Magnetic Testing of Pressed Powder Sheets Material
Background:
A manufacturing client approached us with a pressed powder sheet material that required detailed magnetic testing before it could be finalized for application use. The material had been produced through a compaction process and was structurally different from conventional laminated electrical steel. Because of its powder-based composition, the client wanted a clear understanding of how it would behave magnetically—particularly in terms of permeability and saturation performance.
At first glance, the testing requirement appeared straightforward. However, once we examined the material, it became clear that standard testing procedures could not be applied directly. The sheet was mechanically fragile, and conventional machine winding used in toroidal magnetic testing posed a real risk of cracking or distorting the sample. Any structural damage would affect the accuracy of the magnetic testing results. To ensure reliable results without compromising sample integrity, we adopted a controlled and customized testing methodology.
Testing Approach:
1.Toroid Magnetic Testing
We first prepared a toroidal (ring-shaped) sample from the pressed sheet to perform closed magnetic path testing. Toroidal magnetic testing was selected because it enables accurate permeability measurement by eliminating air-gap effects and ensuring uniform magnetic flux distribution.
Given the delicate nature of the specimen, primary and secondary copper coils were wound manually instead of using conventional machine winding. This precaution minimized mechanical stress on the material. Using this setup, a magnetic field of approximately 500 A/cm was generated to evaluate
permeability behavior and observe the initial magnetization response under controlled excitation.

*DATA LISTING*:
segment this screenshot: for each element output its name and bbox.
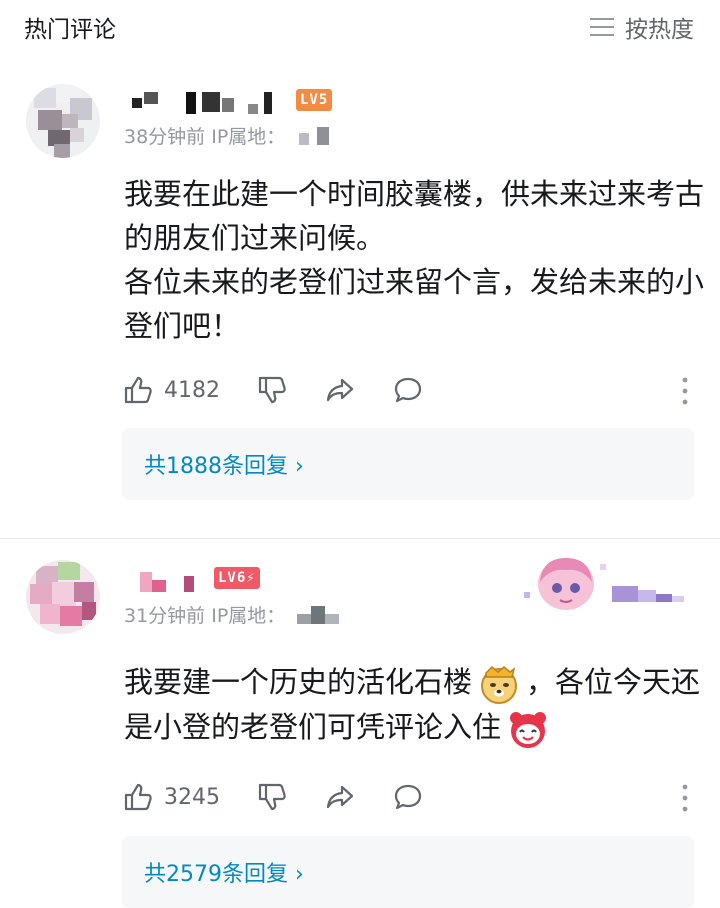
like-count: 4182 bbox=[164, 377, 220, 403]
avatar[interactable] bbox=[26, 560, 100, 634]
comment-divider bbox=[0, 538, 720, 539]
chevron-right-icon: › bbox=[295, 454, 304, 479]
comment-line: 各位未来的老登们过来留个言，发给未来的小登们吧！ bbox=[124, 265, 705, 343]
sort-label: 按热度 bbox=[625, 17, 694, 43]
fan-badge[interactable] bbox=[520, 552, 700, 616]
share-button[interactable] bbox=[324, 374, 356, 406]
view-replies-label: 共1888条回复 bbox=[144, 454, 288, 479]
dislike-button[interactable] bbox=[256, 374, 288, 406]
comment-actions: 3245 bbox=[122, 779, 692, 815]
share-button[interactable] bbox=[324, 781, 356, 813]
avatar-image bbox=[26, 560, 100, 634]
dislike-button[interactable] bbox=[256, 781, 288, 813]
chat-bubble-icon bbox=[394, 377, 422, 403]
comment-text-part: 我要建一个历史的活化石楼 bbox=[124, 665, 473, 699]
like-button[interactable]: 3245 bbox=[122, 781, 220, 813]
thumbs-up-icon bbox=[124, 783, 152, 811]
comment-line: 我要在此建一个时间胶囊楼，供未来过来考古的朋友们过来问候。 bbox=[124, 177, 705, 255]
view-replies-link[interactable]: 共2579条回复 › bbox=[144, 856, 304, 888]
view-replies-link[interactable]: 共1888条回复 › bbox=[144, 448, 304, 480]
replies-box: 共2579条回复 › bbox=[122, 836, 694, 908]
comment-time: 38分钟前 bbox=[124, 126, 206, 148]
red-bear-emoji-icon bbox=[510, 712, 547, 748]
comment-content: 我要建一个历史的活化石楼 ，各位今天还是小登的老登们可凭评论入住 bbox=[124, 660, 704, 750]
reply-button[interactable] bbox=[392, 781, 424, 813]
level-badge: LV6⚡ bbox=[214, 567, 260, 589]
ip-location-mosaic bbox=[299, 126, 330, 145]
ip-location-mosaic bbox=[297, 605, 340, 624]
thumbs-up-icon bbox=[124, 376, 152, 404]
username-mosaic[interactable] bbox=[124, 568, 214, 594]
comment-time: 31分钟前 bbox=[124, 605, 206, 627]
more-vertical-icon[interactable] bbox=[678, 783, 692, 813]
level-badge: LV5 bbox=[296, 89, 333, 111]
reply-button[interactable] bbox=[392, 374, 424, 406]
ip-label: IP属地： bbox=[211, 605, 286, 627]
share-arrow-icon bbox=[326, 378, 354, 402]
username-mosaic[interactable] bbox=[124, 90, 284, 116]
avatar[interactable] bbox=[26, 84, 100, 158]
avatar-image bbox=[26, 84, 100, 158]
comment-actions: 4182 bbox=[122, 372, 692, 408]
like-count: 3245 bbox=[164, 784, 220, 810]
replies-box: 共1888条回复 › bbox=[122, 428, 694, 500]
thumbs-down-icon bbox=[258, 376, 286, 404]
section-title: 热门评论 bbox=[24, 17, 116, 43]
anime-character-badge-icon bbox=[524, 558, 684, 610]
share-arrow-icon bbox=[326, 785, 354, 809]
comments-header: 热门评论 按热度 bbox=[0, 0, 720, 52]
more-vertical-icon[interactable] bbox=[678, 376, 692, 406]
comment-meta: 38分钟前 IP属地： bbox=[124, 122, 335, 149]
chat-bubble-icon bbox=[394, 784, 422, 810]
ip-label: IP属地： bbox=[211, 126, 286, 148]
doge-emoji-icon bbox=[481, 665, 518, 704]
menu-lines-icon bbox=[590, 18, 614, 36]
sort-button[interactable]: 按热度 bbox=[589, 10, 694, 44]
thumbs-down-icon bbox=[258, 783, 286, 811]
comment-content: 我要在此建一个时间胶囊楼，供未来过来考古的朋友们过来问候。 各位未来的老登们过来… bbox=[124, 172, 704, 348]
like-button[interactable]: 4182 bbox=[122, 374, 220, 406]
comment-meta: 31分钟前 IP属地： bbox=[124, 601, 343, 628]
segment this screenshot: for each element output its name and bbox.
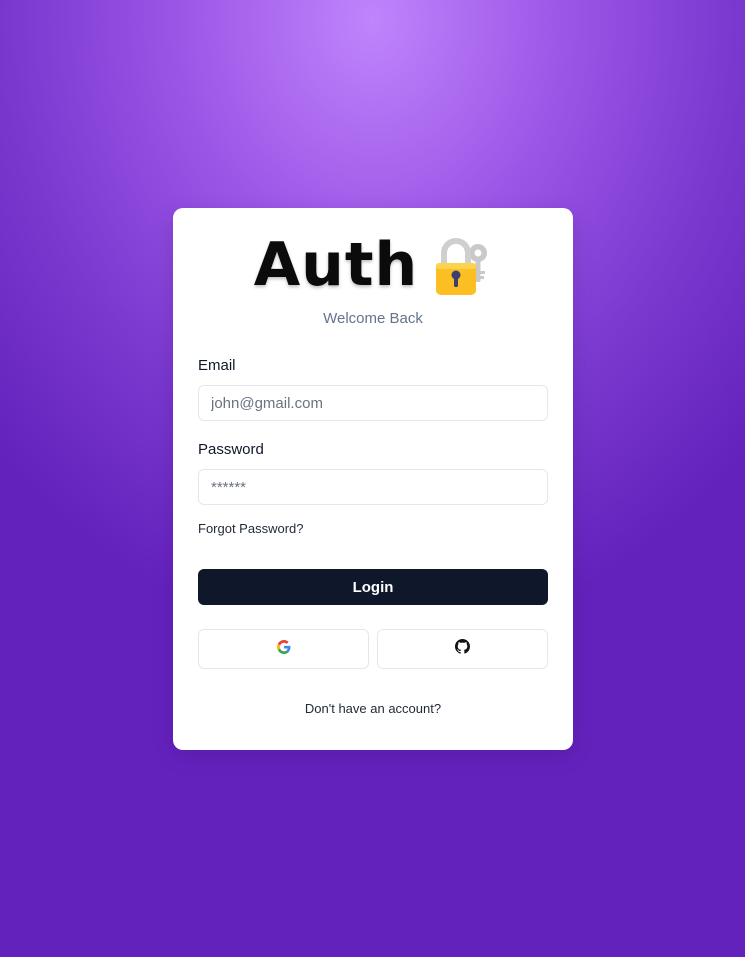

*INSTRUCTION*: Continue the text on magnetic testing of pressed powder sheets from the point where it stops.

*ANSWER*:
2.High-Field Electromagnet Testing
While permeability testing under moderate field conditions was important, it was equally necessary to understand the material’s behavior at higher magnetic
intensities. For this purpose, a second sample in button form was prepared and
tested in an electromagnet setup.
This configuration enabled high-field magnetic testing up to approximately 3000
A/cm. Through this method, we studied magnetization progression and
determined the material’s saturation characteristics under elevated excitation
levels.
Toroidal and high-field testing together provided a complete understanding of the material’s magnetic behavior,
showing stable permeability and controlled saturation without structural damage. The carefully executed 20-day
testing program delivered accurate data, enabling confident validation of the material for its intended
electromagnetic application.